>> Start

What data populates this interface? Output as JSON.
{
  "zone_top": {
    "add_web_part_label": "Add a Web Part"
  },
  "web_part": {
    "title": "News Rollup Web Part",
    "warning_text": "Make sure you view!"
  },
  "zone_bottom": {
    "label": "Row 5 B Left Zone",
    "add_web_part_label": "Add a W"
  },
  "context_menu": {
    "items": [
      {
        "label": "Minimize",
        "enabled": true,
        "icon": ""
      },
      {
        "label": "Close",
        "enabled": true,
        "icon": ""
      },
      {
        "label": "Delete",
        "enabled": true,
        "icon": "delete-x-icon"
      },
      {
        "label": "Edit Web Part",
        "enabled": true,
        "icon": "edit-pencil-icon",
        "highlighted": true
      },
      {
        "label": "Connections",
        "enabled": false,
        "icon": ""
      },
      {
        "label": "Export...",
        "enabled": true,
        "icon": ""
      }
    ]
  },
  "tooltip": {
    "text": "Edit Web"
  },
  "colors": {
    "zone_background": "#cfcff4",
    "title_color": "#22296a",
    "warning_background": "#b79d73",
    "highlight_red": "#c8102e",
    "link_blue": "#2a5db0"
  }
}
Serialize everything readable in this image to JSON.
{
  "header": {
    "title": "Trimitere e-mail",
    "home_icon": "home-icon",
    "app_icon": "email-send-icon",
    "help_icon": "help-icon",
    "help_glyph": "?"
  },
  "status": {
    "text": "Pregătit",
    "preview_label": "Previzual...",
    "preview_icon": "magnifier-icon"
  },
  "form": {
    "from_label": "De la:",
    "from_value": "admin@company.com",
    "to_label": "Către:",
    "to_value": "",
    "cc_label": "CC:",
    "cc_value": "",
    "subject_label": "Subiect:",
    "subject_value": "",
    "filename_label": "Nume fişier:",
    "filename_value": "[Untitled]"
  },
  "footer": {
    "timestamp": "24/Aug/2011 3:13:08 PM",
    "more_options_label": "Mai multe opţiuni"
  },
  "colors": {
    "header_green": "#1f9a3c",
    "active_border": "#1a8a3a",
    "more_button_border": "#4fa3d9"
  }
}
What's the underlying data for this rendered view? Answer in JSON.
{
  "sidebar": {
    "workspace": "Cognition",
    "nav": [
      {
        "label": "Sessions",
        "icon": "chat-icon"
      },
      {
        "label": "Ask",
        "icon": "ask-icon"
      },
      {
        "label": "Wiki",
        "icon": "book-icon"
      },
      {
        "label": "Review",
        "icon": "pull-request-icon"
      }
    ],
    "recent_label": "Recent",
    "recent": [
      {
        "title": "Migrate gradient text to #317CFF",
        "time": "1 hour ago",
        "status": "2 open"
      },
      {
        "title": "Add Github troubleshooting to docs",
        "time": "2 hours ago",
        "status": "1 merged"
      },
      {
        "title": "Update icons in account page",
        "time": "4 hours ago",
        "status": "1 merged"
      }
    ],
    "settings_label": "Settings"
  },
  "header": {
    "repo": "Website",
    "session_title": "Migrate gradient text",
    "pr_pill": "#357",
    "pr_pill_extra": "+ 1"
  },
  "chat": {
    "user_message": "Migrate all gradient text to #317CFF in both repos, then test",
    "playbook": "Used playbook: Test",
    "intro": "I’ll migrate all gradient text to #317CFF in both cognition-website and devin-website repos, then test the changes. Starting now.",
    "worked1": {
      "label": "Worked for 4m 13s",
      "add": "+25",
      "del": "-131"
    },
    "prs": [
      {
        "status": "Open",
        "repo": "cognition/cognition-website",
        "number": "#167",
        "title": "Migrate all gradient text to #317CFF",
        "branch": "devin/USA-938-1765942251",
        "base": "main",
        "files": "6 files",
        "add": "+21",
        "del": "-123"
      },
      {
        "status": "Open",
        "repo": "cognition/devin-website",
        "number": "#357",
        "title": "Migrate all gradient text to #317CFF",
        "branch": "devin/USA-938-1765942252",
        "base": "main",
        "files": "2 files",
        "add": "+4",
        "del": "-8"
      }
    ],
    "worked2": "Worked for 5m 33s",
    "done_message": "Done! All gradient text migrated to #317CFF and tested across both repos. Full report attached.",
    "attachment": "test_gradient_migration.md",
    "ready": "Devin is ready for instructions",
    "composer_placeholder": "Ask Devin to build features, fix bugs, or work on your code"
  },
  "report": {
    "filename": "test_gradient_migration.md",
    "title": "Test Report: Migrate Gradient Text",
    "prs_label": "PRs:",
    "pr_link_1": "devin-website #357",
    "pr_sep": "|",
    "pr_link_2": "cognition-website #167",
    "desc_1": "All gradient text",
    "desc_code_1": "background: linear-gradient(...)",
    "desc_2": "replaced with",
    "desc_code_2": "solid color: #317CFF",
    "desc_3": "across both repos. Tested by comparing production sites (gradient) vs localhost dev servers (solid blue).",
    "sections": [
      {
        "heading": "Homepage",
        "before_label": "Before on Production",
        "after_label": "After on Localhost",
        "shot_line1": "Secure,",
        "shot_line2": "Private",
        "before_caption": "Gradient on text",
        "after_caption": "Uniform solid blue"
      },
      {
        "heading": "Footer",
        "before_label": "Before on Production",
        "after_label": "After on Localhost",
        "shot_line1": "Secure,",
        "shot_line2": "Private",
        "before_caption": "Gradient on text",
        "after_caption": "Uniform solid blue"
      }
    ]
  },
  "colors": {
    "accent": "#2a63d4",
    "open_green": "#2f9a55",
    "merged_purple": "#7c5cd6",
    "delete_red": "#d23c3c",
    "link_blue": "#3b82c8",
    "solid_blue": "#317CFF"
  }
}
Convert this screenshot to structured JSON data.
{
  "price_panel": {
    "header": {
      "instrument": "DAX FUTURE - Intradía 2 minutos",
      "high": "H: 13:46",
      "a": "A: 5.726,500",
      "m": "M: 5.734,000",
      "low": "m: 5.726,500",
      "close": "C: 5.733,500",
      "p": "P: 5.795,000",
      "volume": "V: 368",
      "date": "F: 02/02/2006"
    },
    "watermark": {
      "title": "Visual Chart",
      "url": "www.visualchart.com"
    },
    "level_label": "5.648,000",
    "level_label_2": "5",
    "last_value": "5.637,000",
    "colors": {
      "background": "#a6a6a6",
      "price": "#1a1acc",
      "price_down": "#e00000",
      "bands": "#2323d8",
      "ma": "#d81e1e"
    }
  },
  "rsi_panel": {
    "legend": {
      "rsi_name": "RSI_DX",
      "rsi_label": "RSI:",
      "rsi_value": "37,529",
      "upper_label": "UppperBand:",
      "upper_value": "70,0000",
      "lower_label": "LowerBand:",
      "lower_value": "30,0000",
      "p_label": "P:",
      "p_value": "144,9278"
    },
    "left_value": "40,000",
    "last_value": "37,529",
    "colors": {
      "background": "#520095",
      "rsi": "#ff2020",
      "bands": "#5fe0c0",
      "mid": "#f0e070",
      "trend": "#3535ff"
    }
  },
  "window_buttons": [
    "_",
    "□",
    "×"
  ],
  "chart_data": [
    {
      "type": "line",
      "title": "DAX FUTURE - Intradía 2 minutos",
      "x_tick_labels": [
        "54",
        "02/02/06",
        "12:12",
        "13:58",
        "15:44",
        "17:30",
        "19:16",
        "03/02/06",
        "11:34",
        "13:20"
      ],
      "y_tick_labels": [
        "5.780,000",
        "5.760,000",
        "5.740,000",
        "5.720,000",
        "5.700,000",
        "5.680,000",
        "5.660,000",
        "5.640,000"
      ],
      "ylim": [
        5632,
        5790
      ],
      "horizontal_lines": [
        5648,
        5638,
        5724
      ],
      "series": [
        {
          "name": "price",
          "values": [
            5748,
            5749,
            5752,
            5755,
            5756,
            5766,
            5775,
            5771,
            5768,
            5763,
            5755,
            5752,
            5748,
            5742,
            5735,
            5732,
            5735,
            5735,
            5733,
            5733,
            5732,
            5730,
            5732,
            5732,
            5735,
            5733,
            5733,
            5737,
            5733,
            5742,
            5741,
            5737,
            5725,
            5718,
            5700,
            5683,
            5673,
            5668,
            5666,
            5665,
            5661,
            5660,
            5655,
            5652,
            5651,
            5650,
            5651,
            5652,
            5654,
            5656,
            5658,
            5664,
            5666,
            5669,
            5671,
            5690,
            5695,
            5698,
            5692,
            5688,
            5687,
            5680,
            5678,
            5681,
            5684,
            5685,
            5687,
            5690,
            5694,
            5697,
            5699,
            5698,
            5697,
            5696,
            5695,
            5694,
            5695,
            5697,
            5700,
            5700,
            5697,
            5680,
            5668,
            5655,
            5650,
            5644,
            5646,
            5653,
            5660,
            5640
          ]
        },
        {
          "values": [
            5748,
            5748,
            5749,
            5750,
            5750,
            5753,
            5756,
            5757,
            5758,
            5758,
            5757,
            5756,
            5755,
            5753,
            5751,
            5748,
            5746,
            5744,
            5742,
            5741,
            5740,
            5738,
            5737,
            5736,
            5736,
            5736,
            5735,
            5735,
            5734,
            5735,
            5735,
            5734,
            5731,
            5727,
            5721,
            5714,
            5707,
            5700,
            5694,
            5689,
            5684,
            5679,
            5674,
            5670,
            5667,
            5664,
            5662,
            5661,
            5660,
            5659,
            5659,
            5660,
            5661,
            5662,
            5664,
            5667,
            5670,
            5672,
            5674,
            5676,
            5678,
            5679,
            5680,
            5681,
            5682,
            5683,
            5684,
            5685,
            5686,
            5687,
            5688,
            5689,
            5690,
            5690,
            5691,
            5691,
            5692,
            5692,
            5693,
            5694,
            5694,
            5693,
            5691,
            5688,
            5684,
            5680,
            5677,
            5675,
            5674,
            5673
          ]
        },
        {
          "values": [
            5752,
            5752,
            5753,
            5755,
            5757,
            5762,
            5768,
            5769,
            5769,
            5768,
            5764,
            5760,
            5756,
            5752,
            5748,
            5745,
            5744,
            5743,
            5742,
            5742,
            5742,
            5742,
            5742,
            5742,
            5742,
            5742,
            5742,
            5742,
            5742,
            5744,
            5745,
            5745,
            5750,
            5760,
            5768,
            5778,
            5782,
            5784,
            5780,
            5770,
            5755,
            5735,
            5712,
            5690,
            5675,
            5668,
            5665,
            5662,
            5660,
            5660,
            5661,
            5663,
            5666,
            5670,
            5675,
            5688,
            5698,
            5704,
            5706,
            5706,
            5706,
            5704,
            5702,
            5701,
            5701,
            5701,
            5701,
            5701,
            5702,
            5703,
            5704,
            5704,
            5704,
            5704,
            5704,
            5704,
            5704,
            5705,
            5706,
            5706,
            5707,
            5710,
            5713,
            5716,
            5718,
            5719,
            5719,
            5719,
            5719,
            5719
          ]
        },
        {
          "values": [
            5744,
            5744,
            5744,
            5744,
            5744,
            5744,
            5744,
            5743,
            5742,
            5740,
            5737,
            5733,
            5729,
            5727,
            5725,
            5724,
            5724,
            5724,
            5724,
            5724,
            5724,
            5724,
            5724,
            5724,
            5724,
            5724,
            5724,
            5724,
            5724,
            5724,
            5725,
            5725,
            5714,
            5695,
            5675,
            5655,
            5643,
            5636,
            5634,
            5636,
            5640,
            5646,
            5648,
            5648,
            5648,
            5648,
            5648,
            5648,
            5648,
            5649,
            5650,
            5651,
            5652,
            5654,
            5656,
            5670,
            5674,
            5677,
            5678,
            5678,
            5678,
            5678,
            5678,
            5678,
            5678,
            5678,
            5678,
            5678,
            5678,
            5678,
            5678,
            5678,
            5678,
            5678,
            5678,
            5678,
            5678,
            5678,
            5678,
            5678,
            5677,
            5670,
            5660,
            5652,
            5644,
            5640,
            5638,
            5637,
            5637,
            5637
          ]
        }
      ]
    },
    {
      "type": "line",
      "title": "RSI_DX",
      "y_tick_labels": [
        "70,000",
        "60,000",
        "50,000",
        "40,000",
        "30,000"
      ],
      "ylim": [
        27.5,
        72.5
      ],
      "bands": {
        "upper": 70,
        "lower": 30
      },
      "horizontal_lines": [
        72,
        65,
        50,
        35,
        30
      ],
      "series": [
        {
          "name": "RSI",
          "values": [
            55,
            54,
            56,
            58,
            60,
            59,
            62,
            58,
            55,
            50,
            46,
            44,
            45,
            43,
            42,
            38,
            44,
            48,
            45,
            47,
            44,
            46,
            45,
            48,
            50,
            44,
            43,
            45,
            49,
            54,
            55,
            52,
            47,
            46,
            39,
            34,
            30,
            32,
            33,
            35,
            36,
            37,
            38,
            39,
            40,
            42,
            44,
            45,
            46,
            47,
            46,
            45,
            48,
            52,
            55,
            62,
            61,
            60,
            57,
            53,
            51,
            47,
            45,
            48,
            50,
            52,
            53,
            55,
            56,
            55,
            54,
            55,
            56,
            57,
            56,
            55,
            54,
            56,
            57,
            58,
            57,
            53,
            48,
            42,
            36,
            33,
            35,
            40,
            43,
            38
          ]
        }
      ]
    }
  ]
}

>> End

WRITTEN TASK
Which lines of the data above contain "across"? Copy each one.

EXPECTED OUTPUT
    "done_message": "Done! All gradient text migrated to #317CFF and tested across both repos. Full report attached.",
    "desc_3": "across both repos. Tested by comparing production sites (gradient) vs localhost dev servers (solid blue).",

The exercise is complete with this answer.